Source records:
■ ■ ■ ■ ■

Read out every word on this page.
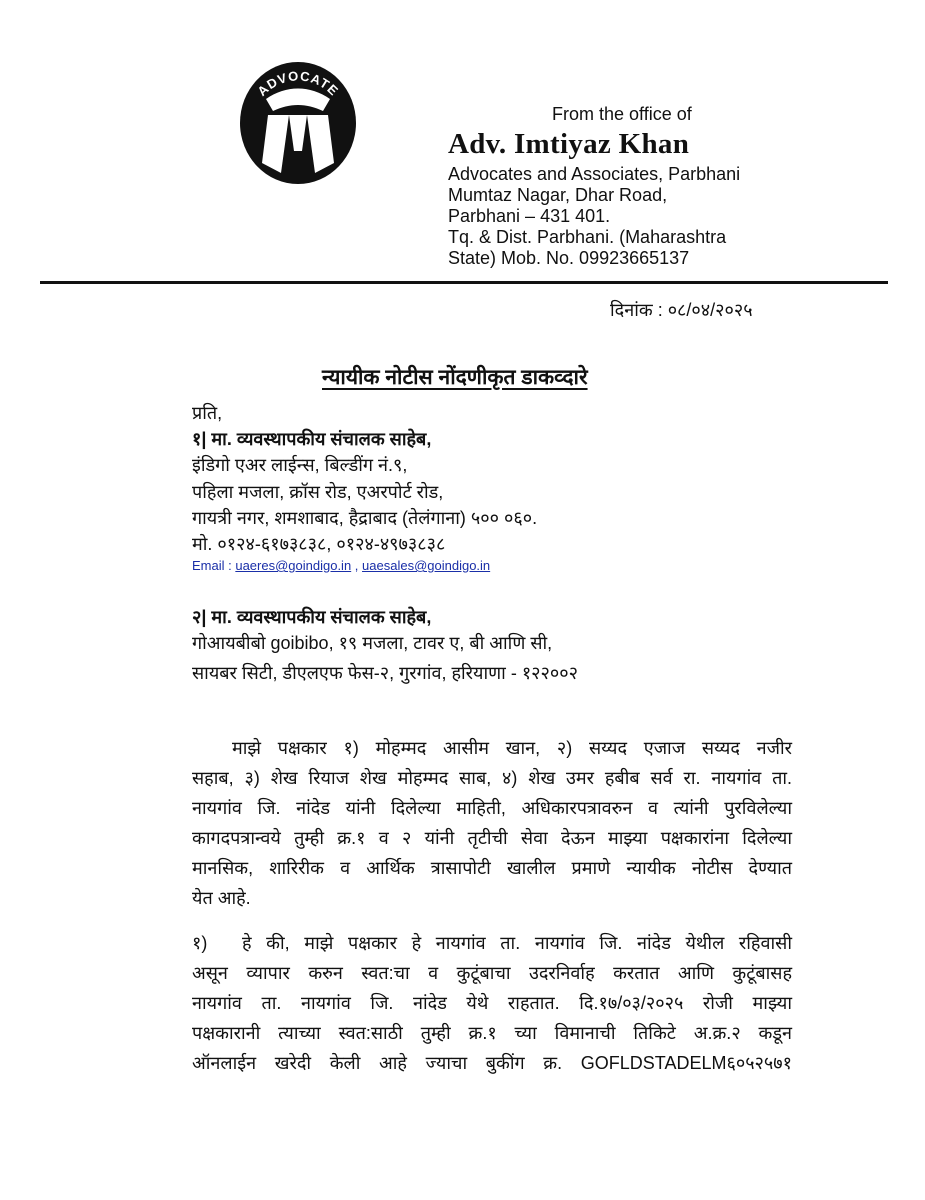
ADVOCATE
From the office of
Adv. Imtiyaz Khan
Advocates and Associates, Parbhani
Mumtaz Nagar, Dhar Road,
Parbhani – 431 401.
Tq. & Dist. Parbhani. (Maharashtra
State) Mob. No. 09923665137
दिनांक : ०८/०४/२०२५
न्यायीक नोटीस नोंदणीकृत डाकव्दारे
प्रति,
१| मा. व्यवस्थापकीय संचालक साहेब,
इंडिगो एअर लाईन्स, बिल्डींग नं.९,
पहिला मजला, क्रॉस रोड, एअरपोर्ट रोड,
गायत्री नगर, शमशाबाद, हैद्राबाद (तेलंगाना) ५०० ०६०.
मो. ०१२४-६१७३८३८, ०१२४-४९७३८३८
Email : uaeres@goindigo.in , uaesales@goindigo.in
२| मा. व्यवस्थापकीय संचालक साहेब,
गोआयबीबो goibibo, १९ मजला, टावर ए, बी आणि सी,
सायबर सिटी, डीएलएफ फेस-२, गुरगांव, हरियाणा - १२२००२
माझे पक्षकार १) मोहम्मद आसीम खान, २) सय्यद एजाज सय्यद नजीर
सहाब, ३) शेख रियाज शेख मोहम्मद साब, ४) शेख उमर हबीब सर्व रा. नायगांव ता.
नायगांव जि. नांदेड यांनी दिलेल्या माहिती, अधिकारपत्रावरुन व त्यांनी पुरविलेल्या
कागदपत्रान्वये तुम्ही क्र.१ व २ यांनी तृटीची सेवा देऊन माझ्या पक्षकारांना दिलेल्या
मानसिक, शारिरीक व आर्थिक त्रासापोटी खालील प्रमाणे न्यायीक नोटीस देण्यात
येत आहे.
१) हे की, माझे पक्षकार हे नायगांव ता. नायगांव जि. नांदेड येथील रहिवासी
असून व्यापार करुन स्वत:चा व कुटूंबाचा उदरनिर्वाह करतात आणि कुटूंबासह
नायगांव ता. नायगांव जि. नांदेड येथे राहतात. दि.१७/०३/२०२५ रोजी माझ्या
पक्षकारानी त्याच्या स्वत:साठी तुम्ही क्र.१ च्या विमानाची तिकिटे अ.क्र.२ कडून
ऑनलाईन खरेदी केली आहे ज्याचा बुकींग क्र. GOFLDSTADELM६०५२५७१
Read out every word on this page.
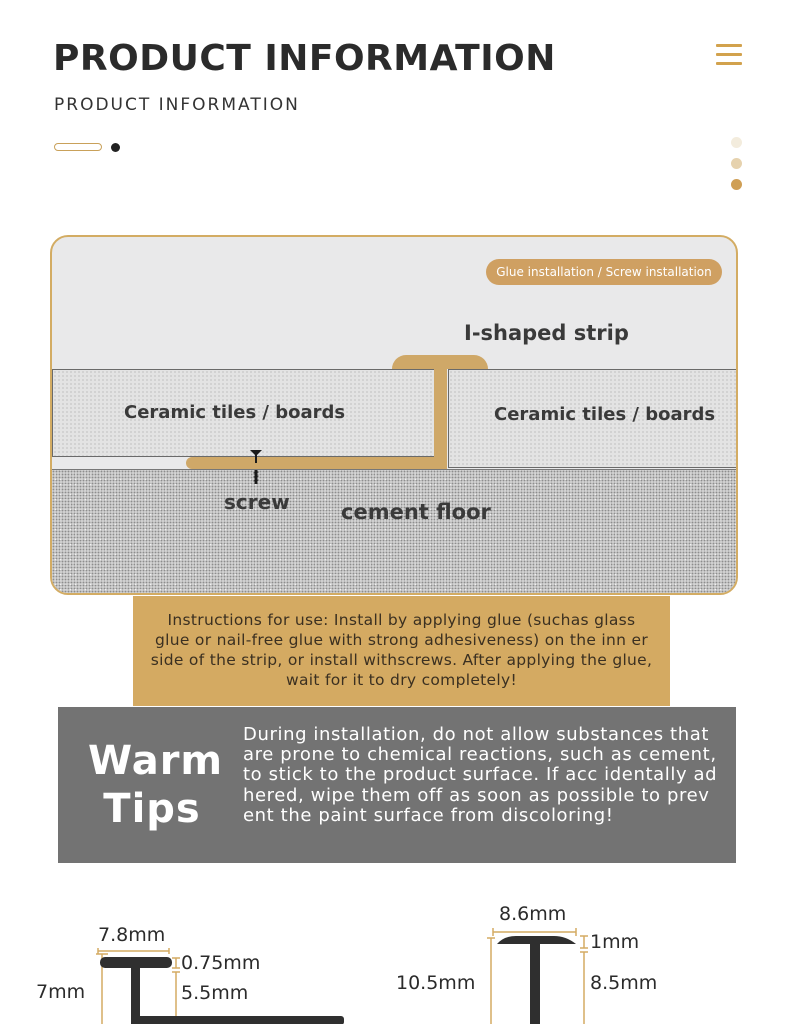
PRODUCT INFORMATION
PRODUCT INFORMATION
Glue installation / Screw installation
I-shaped strip
Ceramic tiles / boards	Ceramic tiles / boards
screw cement floor
Instructions for use: Install by applying glue (suchas glass glue or nail-free glue with strong adhesiveness) on the inn er side of the strip, or install withscrews. After applying the glue, wait for it to dry completely!
Warm
Tips
During installation, do not allow substances that are prone to chemical reactions, such as cement, to stick to the product surface. If acc identally adhered, wipe them off as soon as possible to prevent the paint surface from discoloring!
7.8mm
7mm
0.75mm
5.5mm
8.6mm
10.5mm
1mm
8.5mm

■ ■ ■ ■ ■

■ Your goal
Reproduce the listing above exactly, excluding all pictures.

■ Full output
Read out every word on this page.
ADVOCATE
From the office of
Adv. Imtiyaz Khan
Advocates and Associates, Parbhani
Mumtaz Nagar, Dhar Road,
Parbhani – 431 401.
Tq. & Dist. Parbhani. (Maharashtra
State) Mob. No. 09923665137
दिनांक : ०८/०४/२०२५
न्यायीक नोटीस नोंदणीकृत डाकव्दारे
प्रति,
१| मा. व्यवस्थापकीय संचालक साहेब,
इंडिगो एअर लाईन्स, बिल्डींग नं.९,
पहिला मजला, क्रॉस रोड, एअरपोर्ट रोड,
गायत्री नगर, शमशाबाद, हैद्राबाद (तेलंगाना) ५०० ०६०.
मो. ०१२४-६१७३८३८, ०१२४-४९७३८३८
Email : uaeres@goindigo.in , uaesales@goindigo.in
२| मा. व्यवस्थापकीय संचालक साहेब,
गोआयबीबो goibibo, १९ मजला, टावर ए, बी आणि सी,
सायबर सिटी, डीएलएफ फेस-२, गुरगांव, हरियाणा - १२२००२
माझे पक्षकार १) मोहम्मद आसीम खान, २) सय्यद एजाज सय्यद नजीर
सहाब, ३) शेख रियाज शेख मोहम्मद साब, ४) शेख उमर हबीब सर्व रा. नायगांव ता.
नायगांव जि. नांदेड यांनी दिलेल्या माहिती, अधिकारपत्रावरुन व त्यांनी पुरविलेल्या
कागदपत्रान्वये तुम्ही क्र.१ व २ यांनी तृटीची सेवा देऊन माझ्या पक्षकारांना दिलेल्या
मानसिक, शारिरीक व आर्थिक त्रासापोटी खालील प्रमाणे न्यायीक नोटीस देण्यात
येत आहे.
१) हे की, माझे पक्षकार हे नायगांव ता. नायगांव जि. नांदेड येथील रहिवासी
असून व्यापार करुन स्वत:चा व कुटूंबाचा उदरनिर्वाह करतात आणि कुटूंबासह
नायगांव ता. नायगांव जि. नांदेड येथे राहतात. दि.१७/०३/२०२५ रोजी माझ्या
पक्षकारानी त्याच्या स्वत:साठी तुम्ही क्र.१ च्या विमानाची तिकिटे अ.क्र.२ कडून
ऑनलाईन खरेदी केली आहे ज्याचा बुकींग क्र. GOFLDSTADELM६०५२५७१
Read out every word on this page.
PRODUCT INFORMATION
PRODUCT INFORMATION
Glue installation / Screw installation
I-shaped strip
Ceramic tiles / boards	Ceramic tiles / boards
screw cement floor
Instructions for use: Install by applying glue (suchas glass glue or nail-free glue with strong adhesiveness) on the inn er side of the strip, or install withscrews. After applying the glue, wait for it to dry completely!
Warm
Tips
During installation, do not allow substances that are prone to chemical reactions, such as cement, to stick to the product surface. If acc identally adhered, wipe them off as soon as possible to prevent the paint surface from discoloring!
7.8mm
7mm
0.75mm
5.5mm
8.6mm
10.5mm
1mm
8.5mm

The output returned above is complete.